[Problem statement]
Return every line of the material exactly.

[Available data]
#####
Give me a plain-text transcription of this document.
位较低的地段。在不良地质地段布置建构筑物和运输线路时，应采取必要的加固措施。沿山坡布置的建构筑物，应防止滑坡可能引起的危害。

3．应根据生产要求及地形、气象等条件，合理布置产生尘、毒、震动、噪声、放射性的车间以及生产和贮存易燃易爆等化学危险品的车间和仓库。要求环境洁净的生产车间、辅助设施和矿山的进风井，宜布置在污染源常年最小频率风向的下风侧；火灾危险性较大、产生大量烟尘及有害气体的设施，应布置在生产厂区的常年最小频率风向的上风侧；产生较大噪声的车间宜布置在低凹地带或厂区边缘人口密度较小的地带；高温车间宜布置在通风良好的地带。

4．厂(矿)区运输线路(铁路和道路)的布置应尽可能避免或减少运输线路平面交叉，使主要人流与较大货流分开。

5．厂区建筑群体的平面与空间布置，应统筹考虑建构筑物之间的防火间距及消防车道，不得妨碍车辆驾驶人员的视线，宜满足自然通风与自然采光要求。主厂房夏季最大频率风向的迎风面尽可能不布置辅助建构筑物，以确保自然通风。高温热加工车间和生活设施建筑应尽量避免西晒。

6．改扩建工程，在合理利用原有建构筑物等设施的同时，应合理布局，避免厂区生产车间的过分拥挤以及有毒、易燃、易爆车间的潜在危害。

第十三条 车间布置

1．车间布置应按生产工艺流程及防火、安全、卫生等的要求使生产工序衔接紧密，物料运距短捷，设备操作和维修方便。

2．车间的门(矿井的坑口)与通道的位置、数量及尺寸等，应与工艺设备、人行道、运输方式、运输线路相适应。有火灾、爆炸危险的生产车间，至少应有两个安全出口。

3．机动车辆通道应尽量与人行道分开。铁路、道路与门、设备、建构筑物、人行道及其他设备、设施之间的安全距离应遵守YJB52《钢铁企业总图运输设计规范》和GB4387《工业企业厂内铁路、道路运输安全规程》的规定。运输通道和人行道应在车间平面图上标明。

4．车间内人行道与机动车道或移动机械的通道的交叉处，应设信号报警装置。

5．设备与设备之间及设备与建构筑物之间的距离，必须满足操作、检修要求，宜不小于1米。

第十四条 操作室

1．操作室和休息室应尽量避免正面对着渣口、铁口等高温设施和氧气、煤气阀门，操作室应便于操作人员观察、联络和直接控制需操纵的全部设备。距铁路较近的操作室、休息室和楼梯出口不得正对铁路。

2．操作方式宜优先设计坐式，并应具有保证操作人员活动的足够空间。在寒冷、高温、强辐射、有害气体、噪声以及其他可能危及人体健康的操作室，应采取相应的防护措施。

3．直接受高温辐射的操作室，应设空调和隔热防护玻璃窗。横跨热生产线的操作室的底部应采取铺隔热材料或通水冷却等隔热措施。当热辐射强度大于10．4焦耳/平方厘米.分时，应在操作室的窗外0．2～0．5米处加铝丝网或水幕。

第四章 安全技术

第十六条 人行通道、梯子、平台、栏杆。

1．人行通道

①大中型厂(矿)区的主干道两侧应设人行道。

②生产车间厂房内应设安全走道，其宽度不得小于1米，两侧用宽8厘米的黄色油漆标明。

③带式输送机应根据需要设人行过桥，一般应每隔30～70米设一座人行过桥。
#####
[Task solution]
Give me a plain-text transcription of this document.
位较低的地段。在不良地质地段布置建构筑物和运输线路时，应采取必要的加固措施。沿山坡布置的建构筑物，应防止滑坡可能引起的危害。

3．应根据生产要求及地形、气象等条件，合理布置产生尘、毒、震动、噪声、放射性的车间以及生产和贮存易燃易爆等化学危险品的车间和仓库。要求环境洁净的生产车间、辅助设施和矿山的进风井，宜布置在污染源常年最小频率风向的下风侧；火灾危险性较大、产生大量烟尘及有害气体的设施，应布置在生产厂区的常年最小频率风向的上风侧；产生较大噪声的车间宜布置在低凹地带或厂区边缘人口密度较小的地带；高温车间宜布置在通风良好的地带。

4．厂(矿)区运输线路(铁路和道路)的布置应尽可能避免或减少运输线路平面交叉，使主要人流与较大货流分开。

5．厂区建筑群体的平面与空间布置，应统筹考虑建构筑物之间的防火间距及消防车道，不得妨碍车辆驾驶人员的视线，宜满足自然通风与自然采光要求。主厂房夏季最大频率风向的迎风面尽可能不布置辅助建构筑物，以确保自然通风。高温热加工车间和生活设施建筑应尽量避免西晒。

6．改扩建工程，在合理利用原有建构筑物等设施的同时，应合理布局，避免厂区生产车间的过分拥挤以及有毒、易燃、易爆车间的潜在危害。

第十三条 车间布置

1．车间布置应按生产工艺流程及防火、安全、卫生等的要求使生产工序衔接紧密，物料运距短捷，设备操作和维修方便。

2．车间的门(矿井的坑口)与通道的位置、数量及尺寸等，应与工艺设备、人行道、运输方式、运输线路相适应。有火灾、爆炸危险的生产车间，至少应有两个安全出口。

3．机动车辆通道应尽量与人行道分开。铁路、道路与门、设备、建构筑物、人行道及其他设备、设施之间的安全距离应遵守YJB52《钢铁企业总图运输设计规范》和GB4387《工业企业厂内铁路、道路运输安全规程》的规定。运输通道和人行道应在车间平面图上标明。

4．车间内人行道与机动车道或移动机械的通道的交叉处，应设信号报警装置。

5．设备与设备之间及设备与建构筑物之间的距离，必须满足操作、检修要求，宜不小于1米。

第十四条 操作室

1．操作室和休息室应尽量避免正面对着渣口、铁口等高温设施和氧气、煤气阀门，操作室应便于操作人员观察、联络和直接控制需操纵的全部设备。距铁路较近的操作室、休息室和楼梯出口不得正对铁路。

2．操作方式宜优先设计坐式，并应具有保证操作人员活动的足够空间。在寒冷、高温、强辐射、有害气体、噪声以及其他可能危及人体健康的操作室，应采取相应的防护措施。

3．直接受高温辐射的操作室，应设空调和隔热防护玻璃窗。横跨热生产线的操作室的底部应采取铺隔热材料或通水冷却等隔热措施。当热辐射强度大于10．4焦耳/平方厘米.分时，应在操作室的窗外0．2～0．5米处加铝丝网或水幕。

第四章 安全技术

第十六条 人行通道、梯子、平台、栏杆。

1．人行通道

①大中型厂(矿)区的主干道两侧应设人行道。

②生产车间厂房内应设安全走道，其宽度不得小于1米，两侧用宽8厘米的黄色油漆标明。

③带式输送机应根据需要设人行过桥，一般应每隔30～70米设一座人行过桥。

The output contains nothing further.